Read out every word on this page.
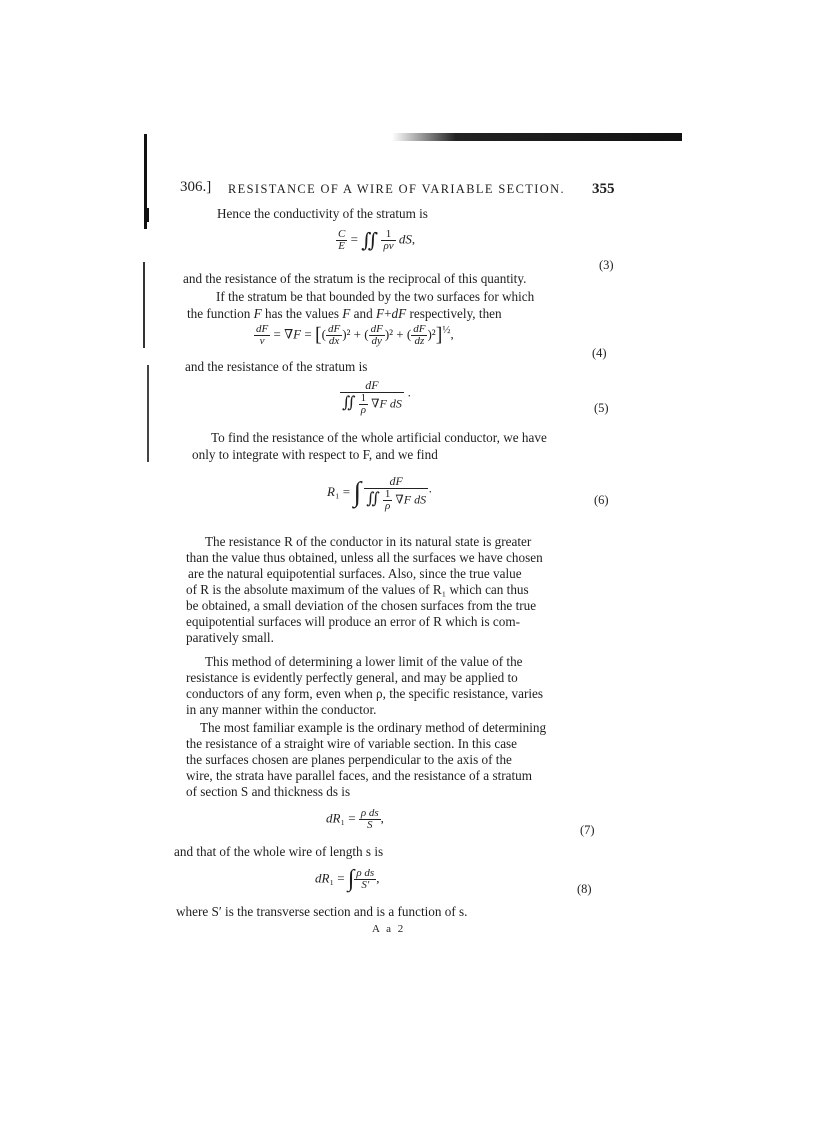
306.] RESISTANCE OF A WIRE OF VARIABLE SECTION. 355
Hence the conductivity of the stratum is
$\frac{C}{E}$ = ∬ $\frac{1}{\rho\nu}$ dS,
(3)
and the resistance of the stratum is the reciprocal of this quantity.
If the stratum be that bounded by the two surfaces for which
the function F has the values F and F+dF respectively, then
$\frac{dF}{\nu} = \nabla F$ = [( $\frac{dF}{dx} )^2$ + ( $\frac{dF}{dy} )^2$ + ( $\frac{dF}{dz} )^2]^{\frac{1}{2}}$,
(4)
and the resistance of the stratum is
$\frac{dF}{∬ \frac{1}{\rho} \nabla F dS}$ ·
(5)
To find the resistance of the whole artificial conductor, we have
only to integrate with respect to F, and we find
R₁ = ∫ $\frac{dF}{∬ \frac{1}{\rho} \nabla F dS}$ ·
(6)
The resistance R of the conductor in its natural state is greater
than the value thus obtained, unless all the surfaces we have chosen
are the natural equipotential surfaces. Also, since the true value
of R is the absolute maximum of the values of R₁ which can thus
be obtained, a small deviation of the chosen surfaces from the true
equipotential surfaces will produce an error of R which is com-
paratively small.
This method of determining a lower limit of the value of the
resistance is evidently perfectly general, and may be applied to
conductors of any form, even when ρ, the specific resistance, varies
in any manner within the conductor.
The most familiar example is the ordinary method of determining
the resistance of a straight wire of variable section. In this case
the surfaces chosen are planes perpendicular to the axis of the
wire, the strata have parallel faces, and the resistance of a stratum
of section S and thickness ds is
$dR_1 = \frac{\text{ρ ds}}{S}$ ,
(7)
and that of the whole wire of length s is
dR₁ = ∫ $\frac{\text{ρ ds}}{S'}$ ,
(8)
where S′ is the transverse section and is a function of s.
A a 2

Problem details:
With the pictures left out, transcribe the material exactly.

Output of the task:
Read out every word on this page.
306.] RESISTANCE OF A WIRE OF VARIABLE SECTION. 355
Hence the conductivity of the stratum is
$\frac{C}{E}$ = ∬ $\frac{1}{\rho\nu}$ dS,
(3)
and the resistance of the stratum is the reciprocal of this quantity.
If the stratum be that bounded by the two surfaces for which
the function F has the values F and F+dF respectively, then
$\frac{dF}{\nu} = \nabla F$ = [( $\frac{dF}{dx} )^2$ + ( $\frac{dF}{dy} )^2$ + ( $\frac{dF}{dz} )^2]^{\frac{1}{2}}$,
(4)
and the resistance of the stratum is
$\frac{dF}{∬ \frac{1}{\rho} \nabla F dS}$ ·
(5)
To find the resistance of the whole artificial conductor, we have
only to integrate with respect to F, and we find
R₁ = ∫ $\frac{dF}{∬ \frac{1}{\rho} \nabla F dS}$ ·
(6)
The resistance R of the conductor in its natural state is greater
than the value thus obtained, unless all the surfaces we have chosen
are the natural equipotential surfaces. Also, since the true value
of R is the absolute maximum of the values of R₁ which can thus
be obtained, a small deviation of the chosen surfaces from the true
equipotential surfaces will produce an error of R which is com-
paratively small.
This method of determining a lower limit of the value of the
resistance is evidently perfectly general, and may be applied to
conductors of any form, even when ρ, the specific resistance, varies
in any manner within the conductor.
The most familiar example is the ordinary method of determining
the resistance of a straight wire of variable section. In this case
the surfaces chosen are planes perpendicular to the axis of the
wire, the strata have parallel faces, and the resistance of a stratum
of section S and thickness ds is
$dR_1 = \frac{\text{ρ ds}}{S}$ ,
(7)
and that of the whole wire of length s is
dR₁ = ∫ $\frac{\text{ρ ds}}{S'}$ ,
(8)
where S′ is the transverse section and is a function of s.
A a 2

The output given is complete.